-------- RECORD SET --------

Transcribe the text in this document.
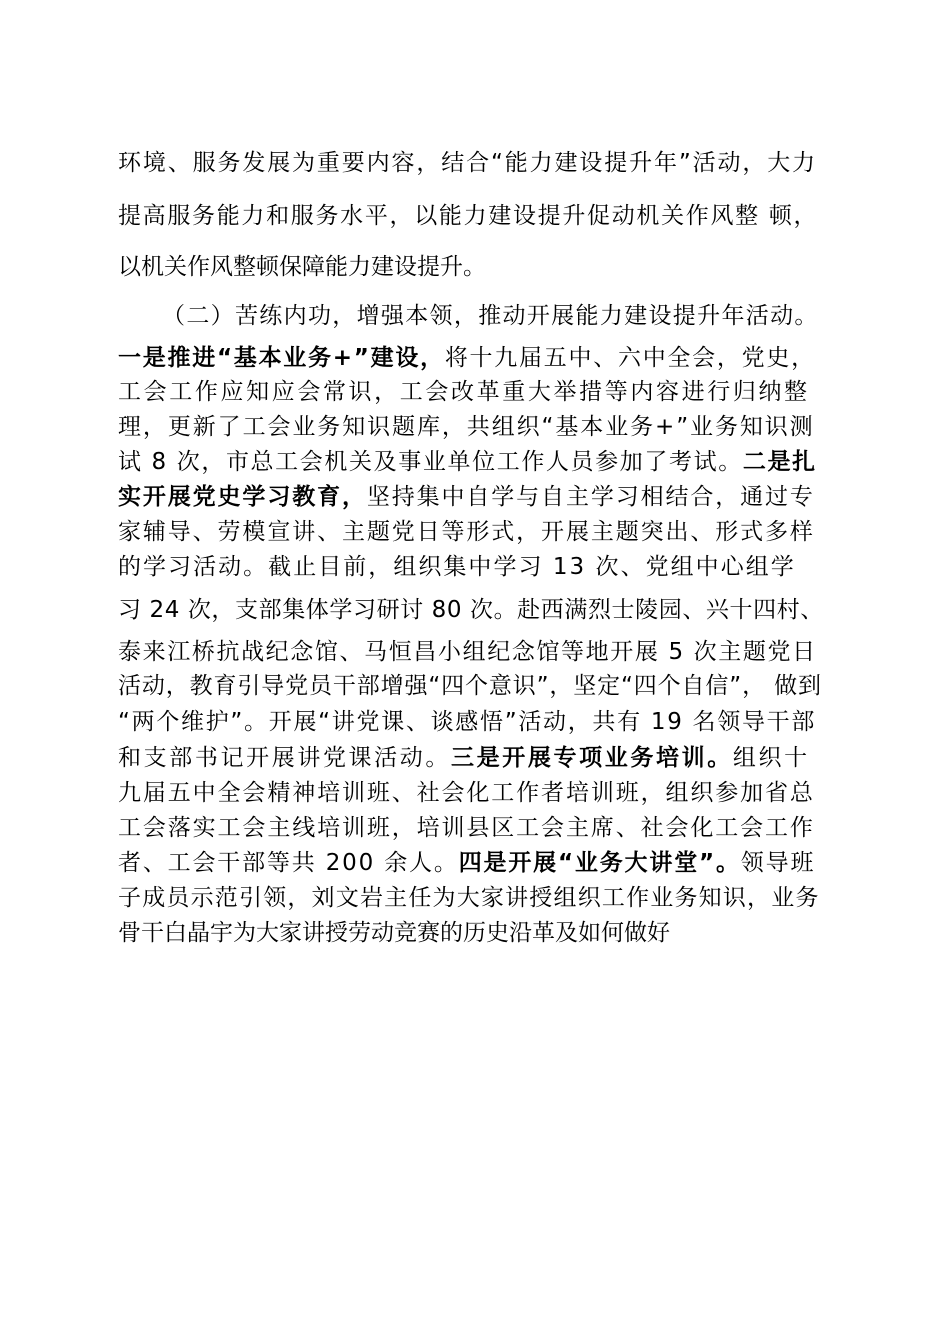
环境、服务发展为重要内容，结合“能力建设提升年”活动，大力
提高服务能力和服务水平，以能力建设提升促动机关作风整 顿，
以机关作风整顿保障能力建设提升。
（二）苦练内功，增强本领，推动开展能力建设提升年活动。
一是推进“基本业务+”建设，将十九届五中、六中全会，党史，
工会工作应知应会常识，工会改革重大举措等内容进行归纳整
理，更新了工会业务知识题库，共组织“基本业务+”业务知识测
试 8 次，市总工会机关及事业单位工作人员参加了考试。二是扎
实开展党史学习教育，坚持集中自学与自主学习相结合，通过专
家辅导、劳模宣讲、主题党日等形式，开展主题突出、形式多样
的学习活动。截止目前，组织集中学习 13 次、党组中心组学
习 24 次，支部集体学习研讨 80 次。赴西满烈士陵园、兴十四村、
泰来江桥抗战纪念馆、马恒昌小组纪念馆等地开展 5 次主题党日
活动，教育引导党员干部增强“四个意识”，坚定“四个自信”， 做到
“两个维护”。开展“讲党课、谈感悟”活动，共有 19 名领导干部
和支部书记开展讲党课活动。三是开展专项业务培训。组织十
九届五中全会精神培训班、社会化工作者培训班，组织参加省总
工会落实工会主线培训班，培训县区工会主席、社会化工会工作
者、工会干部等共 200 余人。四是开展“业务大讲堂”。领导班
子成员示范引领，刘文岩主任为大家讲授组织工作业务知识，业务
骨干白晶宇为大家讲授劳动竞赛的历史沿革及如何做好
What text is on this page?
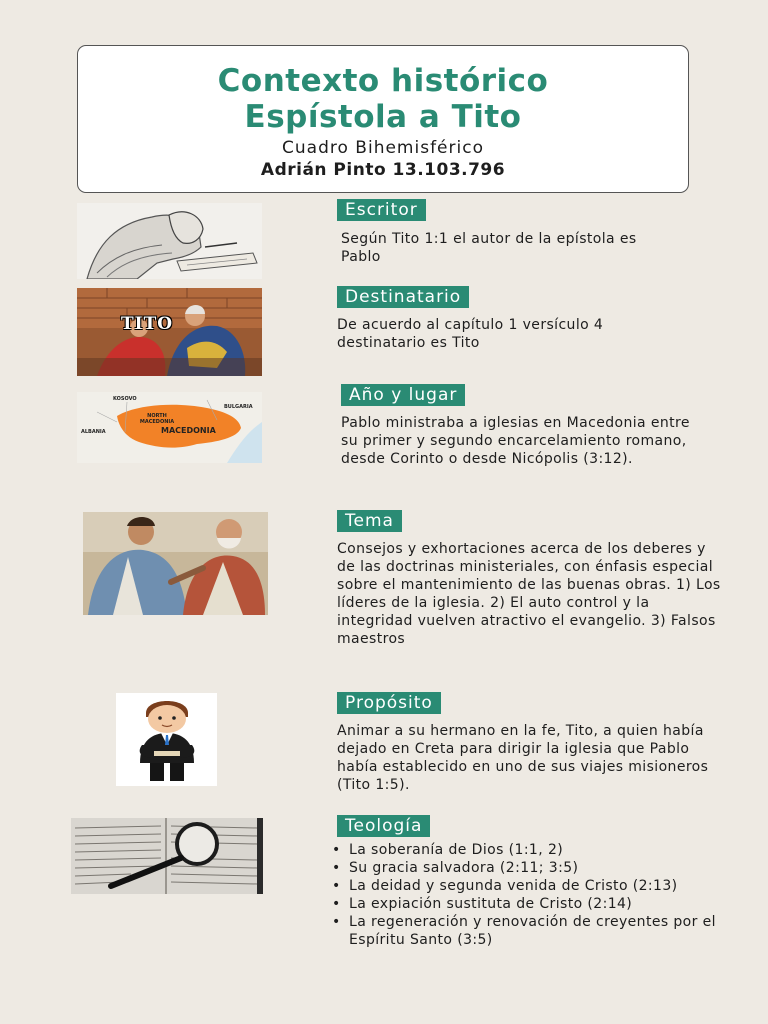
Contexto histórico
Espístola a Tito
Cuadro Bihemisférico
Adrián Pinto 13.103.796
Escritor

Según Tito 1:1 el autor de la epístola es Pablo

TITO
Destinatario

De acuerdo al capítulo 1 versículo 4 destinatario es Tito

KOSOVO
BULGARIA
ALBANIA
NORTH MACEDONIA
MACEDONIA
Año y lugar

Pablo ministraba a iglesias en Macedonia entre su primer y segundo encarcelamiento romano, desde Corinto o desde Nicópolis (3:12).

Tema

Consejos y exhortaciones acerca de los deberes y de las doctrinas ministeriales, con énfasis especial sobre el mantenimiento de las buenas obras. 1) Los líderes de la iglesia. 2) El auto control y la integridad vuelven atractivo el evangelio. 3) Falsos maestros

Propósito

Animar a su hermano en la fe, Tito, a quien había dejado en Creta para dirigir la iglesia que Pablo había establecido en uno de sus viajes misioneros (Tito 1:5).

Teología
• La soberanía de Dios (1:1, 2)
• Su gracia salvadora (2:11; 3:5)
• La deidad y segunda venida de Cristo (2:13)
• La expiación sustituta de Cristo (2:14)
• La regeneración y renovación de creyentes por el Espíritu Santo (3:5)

--------
-------- RECORD SET --------

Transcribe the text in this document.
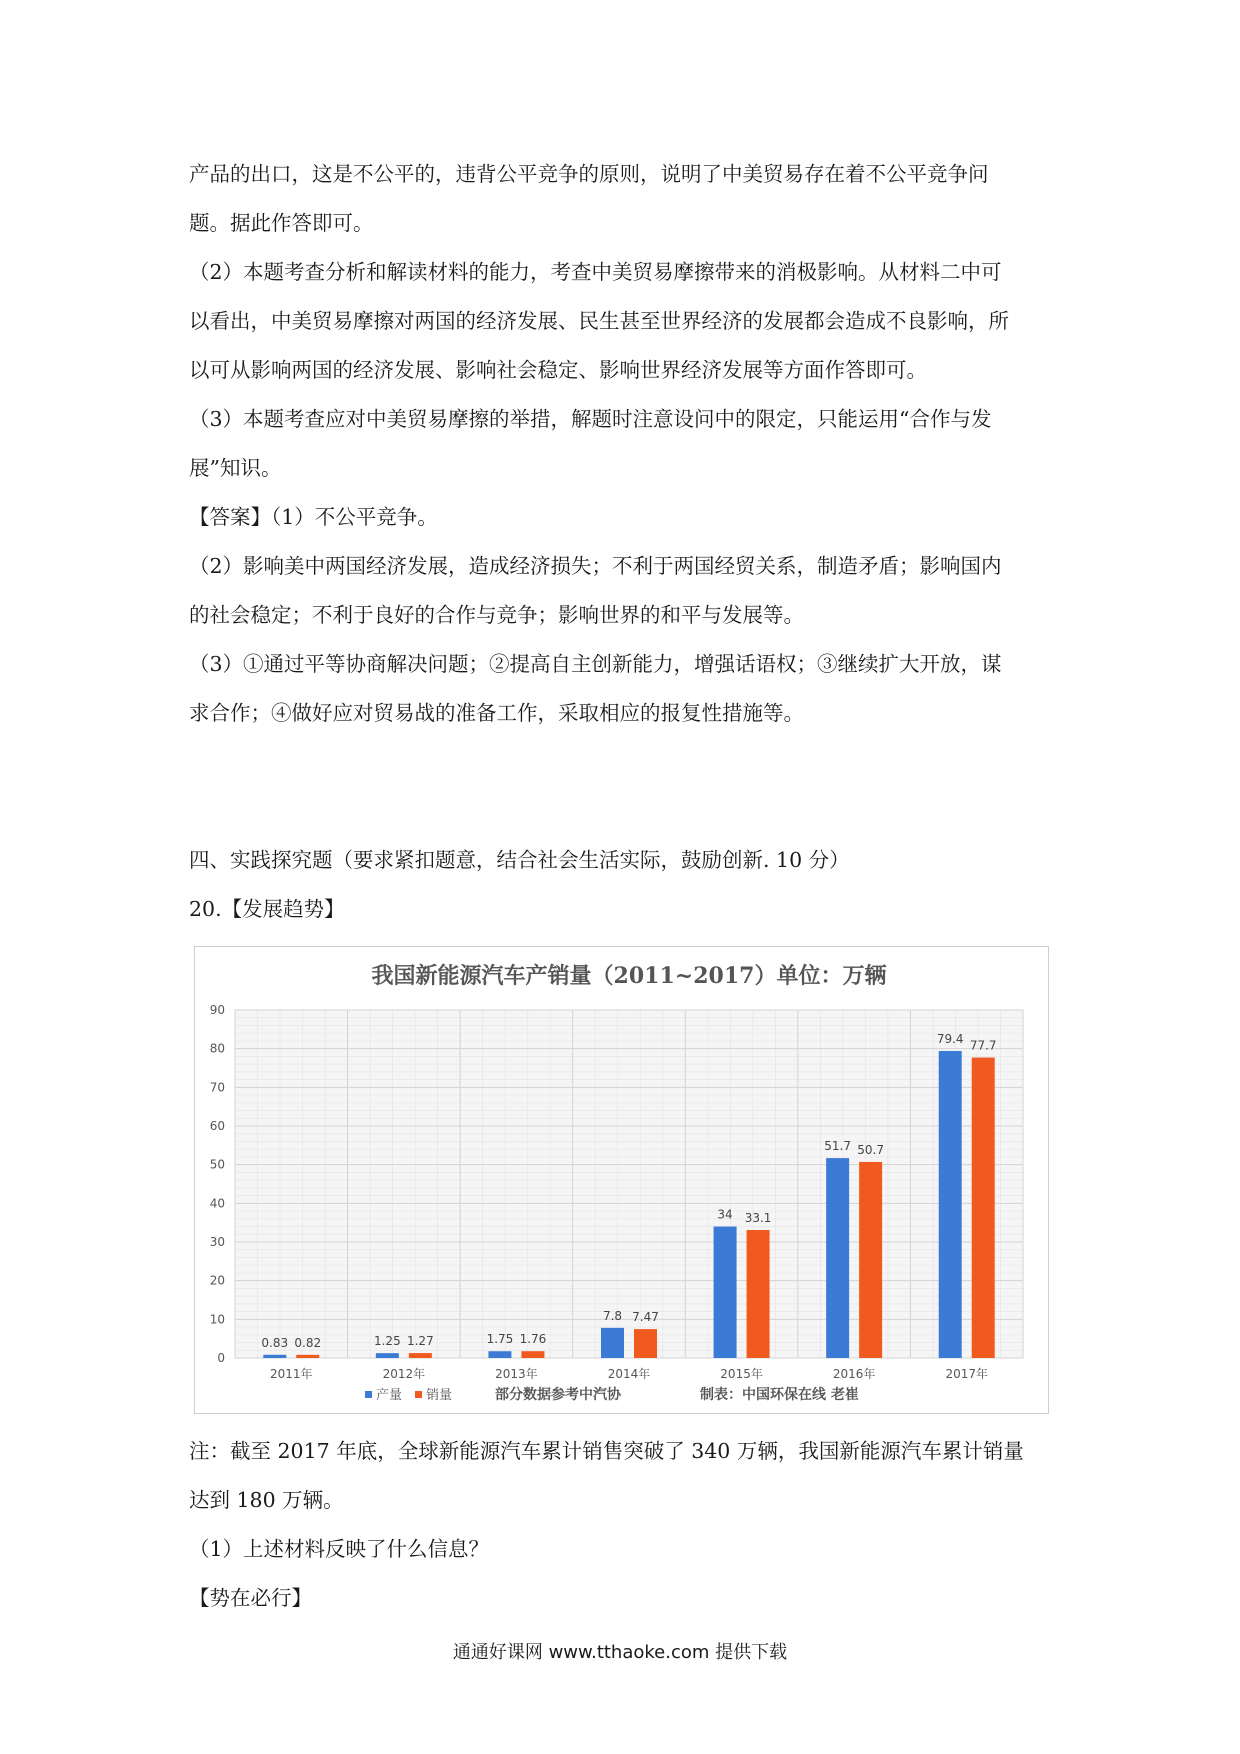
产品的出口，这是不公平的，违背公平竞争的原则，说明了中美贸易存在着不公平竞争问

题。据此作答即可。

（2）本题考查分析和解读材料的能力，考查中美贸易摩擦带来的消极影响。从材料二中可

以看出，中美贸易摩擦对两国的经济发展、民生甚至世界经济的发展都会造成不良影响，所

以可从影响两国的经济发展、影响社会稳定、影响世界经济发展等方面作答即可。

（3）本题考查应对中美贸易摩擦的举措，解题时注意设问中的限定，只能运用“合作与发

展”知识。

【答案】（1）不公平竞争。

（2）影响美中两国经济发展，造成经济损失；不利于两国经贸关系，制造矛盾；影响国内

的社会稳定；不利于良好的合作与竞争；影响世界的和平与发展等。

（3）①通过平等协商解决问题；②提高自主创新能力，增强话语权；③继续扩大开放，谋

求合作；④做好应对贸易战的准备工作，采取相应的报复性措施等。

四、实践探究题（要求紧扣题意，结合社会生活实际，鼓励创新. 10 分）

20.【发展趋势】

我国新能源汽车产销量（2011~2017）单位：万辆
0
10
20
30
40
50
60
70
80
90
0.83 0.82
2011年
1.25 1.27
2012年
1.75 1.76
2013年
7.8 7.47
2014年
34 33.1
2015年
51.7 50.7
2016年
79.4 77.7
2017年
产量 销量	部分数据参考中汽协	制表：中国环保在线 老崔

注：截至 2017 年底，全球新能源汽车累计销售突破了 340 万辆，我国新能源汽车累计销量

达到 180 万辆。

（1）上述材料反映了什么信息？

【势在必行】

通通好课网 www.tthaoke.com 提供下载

--------
-------- RECORD SET --------

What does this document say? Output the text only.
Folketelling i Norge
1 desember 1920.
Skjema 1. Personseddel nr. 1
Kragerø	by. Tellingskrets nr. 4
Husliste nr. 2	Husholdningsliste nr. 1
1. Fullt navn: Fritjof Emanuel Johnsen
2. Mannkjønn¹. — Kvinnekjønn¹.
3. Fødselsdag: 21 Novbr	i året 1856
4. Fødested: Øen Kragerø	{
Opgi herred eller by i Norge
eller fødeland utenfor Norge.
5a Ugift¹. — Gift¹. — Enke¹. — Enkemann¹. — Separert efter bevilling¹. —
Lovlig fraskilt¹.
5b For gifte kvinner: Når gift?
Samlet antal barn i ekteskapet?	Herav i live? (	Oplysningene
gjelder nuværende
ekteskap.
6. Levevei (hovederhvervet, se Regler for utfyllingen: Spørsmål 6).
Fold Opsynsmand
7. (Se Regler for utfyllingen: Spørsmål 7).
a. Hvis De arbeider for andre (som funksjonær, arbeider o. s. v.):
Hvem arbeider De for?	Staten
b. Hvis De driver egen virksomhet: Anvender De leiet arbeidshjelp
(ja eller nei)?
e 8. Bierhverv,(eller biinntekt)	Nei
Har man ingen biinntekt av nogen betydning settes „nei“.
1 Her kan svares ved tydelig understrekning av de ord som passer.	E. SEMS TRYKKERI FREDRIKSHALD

--------

> _CHALLENGE_: Pick out all lines containing the string "arbeider".

> _REPLY_:
a. Hvis De arbeider for andre (som funksjonær, arbeider o. s. v.):
Hvem arbeider De for?	Staten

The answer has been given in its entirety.